**Challenge:** Across the entries below, how many lines contain the word "xlabel"? Give the number alone.

┌─ Available data

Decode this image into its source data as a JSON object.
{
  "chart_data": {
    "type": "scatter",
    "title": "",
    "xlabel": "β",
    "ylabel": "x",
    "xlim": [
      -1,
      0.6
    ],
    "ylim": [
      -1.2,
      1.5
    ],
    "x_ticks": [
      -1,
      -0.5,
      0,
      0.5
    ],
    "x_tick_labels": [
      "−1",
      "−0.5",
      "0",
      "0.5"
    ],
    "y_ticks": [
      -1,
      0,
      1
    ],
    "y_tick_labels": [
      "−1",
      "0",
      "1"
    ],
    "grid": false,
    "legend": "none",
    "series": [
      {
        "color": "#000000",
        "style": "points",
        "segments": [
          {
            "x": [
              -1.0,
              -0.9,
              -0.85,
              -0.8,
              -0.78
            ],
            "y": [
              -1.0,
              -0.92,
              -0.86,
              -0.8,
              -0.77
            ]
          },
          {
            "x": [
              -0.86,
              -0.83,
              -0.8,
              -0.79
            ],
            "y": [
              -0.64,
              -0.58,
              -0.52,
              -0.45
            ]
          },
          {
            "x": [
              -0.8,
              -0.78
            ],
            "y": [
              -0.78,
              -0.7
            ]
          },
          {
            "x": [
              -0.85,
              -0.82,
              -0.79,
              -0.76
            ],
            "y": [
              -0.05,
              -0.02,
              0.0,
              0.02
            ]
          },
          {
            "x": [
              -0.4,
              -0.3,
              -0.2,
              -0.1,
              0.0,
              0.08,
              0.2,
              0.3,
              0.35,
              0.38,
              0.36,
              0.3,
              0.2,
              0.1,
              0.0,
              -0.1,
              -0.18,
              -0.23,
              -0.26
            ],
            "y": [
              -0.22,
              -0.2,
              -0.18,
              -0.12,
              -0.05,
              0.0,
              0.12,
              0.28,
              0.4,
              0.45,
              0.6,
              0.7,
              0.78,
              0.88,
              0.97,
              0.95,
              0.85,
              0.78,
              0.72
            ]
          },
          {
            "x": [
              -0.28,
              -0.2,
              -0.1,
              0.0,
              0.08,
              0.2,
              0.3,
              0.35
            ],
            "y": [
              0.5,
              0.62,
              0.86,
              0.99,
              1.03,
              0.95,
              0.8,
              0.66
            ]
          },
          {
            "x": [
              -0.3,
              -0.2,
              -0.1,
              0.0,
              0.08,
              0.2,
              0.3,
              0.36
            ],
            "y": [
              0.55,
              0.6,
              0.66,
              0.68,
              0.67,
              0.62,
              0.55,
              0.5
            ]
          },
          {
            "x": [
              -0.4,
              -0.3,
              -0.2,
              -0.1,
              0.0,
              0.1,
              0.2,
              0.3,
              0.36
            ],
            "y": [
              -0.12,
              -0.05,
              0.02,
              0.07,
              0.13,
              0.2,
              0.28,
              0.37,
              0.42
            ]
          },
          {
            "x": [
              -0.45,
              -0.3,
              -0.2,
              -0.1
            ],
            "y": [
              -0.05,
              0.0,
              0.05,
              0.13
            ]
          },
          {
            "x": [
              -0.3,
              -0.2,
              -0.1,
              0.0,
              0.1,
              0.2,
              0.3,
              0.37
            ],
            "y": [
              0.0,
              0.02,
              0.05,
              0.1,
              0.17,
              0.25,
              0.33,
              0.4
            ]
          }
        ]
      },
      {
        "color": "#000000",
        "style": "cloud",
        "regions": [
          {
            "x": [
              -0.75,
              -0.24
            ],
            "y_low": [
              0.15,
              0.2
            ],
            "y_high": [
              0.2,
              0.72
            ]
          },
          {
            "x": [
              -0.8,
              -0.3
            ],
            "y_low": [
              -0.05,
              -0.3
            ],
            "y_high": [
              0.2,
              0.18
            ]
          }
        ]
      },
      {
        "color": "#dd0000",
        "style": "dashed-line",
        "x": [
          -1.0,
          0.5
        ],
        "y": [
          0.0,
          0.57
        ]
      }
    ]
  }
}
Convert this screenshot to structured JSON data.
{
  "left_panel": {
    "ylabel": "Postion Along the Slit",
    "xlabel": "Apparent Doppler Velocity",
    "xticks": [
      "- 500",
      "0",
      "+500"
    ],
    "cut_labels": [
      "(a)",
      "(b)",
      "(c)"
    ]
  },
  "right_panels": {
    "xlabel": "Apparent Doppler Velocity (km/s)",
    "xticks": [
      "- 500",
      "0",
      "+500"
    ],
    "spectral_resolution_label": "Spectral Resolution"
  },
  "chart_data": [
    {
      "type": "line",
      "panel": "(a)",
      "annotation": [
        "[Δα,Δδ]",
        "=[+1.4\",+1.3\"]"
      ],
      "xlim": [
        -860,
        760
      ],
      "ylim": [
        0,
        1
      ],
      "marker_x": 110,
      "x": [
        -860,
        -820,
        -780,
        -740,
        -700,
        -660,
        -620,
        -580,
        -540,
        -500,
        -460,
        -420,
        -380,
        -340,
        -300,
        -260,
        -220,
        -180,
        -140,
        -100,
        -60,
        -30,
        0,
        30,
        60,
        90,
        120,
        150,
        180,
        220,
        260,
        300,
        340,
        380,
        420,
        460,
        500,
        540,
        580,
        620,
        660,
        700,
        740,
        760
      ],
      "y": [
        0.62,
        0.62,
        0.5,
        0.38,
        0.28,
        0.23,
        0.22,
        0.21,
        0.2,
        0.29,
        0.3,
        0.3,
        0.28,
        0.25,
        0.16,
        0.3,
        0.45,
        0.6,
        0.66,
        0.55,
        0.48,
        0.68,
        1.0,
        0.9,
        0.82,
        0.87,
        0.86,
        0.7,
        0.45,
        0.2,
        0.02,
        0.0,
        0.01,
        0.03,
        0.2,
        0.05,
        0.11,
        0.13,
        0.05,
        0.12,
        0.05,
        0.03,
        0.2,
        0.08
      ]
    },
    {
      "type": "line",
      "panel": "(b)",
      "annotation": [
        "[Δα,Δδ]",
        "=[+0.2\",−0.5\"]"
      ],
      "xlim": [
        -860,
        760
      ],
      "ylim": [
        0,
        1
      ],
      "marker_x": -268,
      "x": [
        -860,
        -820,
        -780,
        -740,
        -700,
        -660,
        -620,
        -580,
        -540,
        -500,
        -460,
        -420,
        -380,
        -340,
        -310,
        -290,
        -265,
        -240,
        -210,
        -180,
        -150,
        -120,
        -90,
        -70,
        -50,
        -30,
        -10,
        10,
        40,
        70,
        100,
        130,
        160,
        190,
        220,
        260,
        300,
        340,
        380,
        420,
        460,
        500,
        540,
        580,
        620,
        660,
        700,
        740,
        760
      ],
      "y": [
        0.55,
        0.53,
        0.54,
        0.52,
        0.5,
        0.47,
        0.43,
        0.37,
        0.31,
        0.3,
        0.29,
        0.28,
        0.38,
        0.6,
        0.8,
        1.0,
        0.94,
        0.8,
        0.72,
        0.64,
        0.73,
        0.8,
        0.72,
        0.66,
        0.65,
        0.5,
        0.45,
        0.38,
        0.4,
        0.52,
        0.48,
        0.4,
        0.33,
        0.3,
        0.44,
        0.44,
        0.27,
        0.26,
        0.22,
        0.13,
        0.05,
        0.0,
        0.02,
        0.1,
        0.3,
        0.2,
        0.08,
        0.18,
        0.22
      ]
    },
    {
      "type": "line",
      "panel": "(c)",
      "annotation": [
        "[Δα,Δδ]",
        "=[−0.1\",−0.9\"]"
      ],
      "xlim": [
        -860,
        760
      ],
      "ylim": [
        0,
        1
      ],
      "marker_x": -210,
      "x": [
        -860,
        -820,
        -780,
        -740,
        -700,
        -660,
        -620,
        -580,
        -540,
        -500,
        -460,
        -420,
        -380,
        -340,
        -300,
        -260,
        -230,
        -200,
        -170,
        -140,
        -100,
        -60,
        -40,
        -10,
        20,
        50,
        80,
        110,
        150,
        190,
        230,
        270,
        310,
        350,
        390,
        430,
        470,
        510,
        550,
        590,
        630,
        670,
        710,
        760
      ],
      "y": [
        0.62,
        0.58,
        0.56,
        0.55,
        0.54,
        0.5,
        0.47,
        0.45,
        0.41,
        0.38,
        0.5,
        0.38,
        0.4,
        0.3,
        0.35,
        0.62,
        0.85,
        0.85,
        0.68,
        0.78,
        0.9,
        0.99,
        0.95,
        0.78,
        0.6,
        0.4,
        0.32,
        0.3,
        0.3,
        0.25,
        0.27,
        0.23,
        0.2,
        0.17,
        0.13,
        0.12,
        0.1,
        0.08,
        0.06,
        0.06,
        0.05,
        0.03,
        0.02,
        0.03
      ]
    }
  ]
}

└─

**Correct output:** 3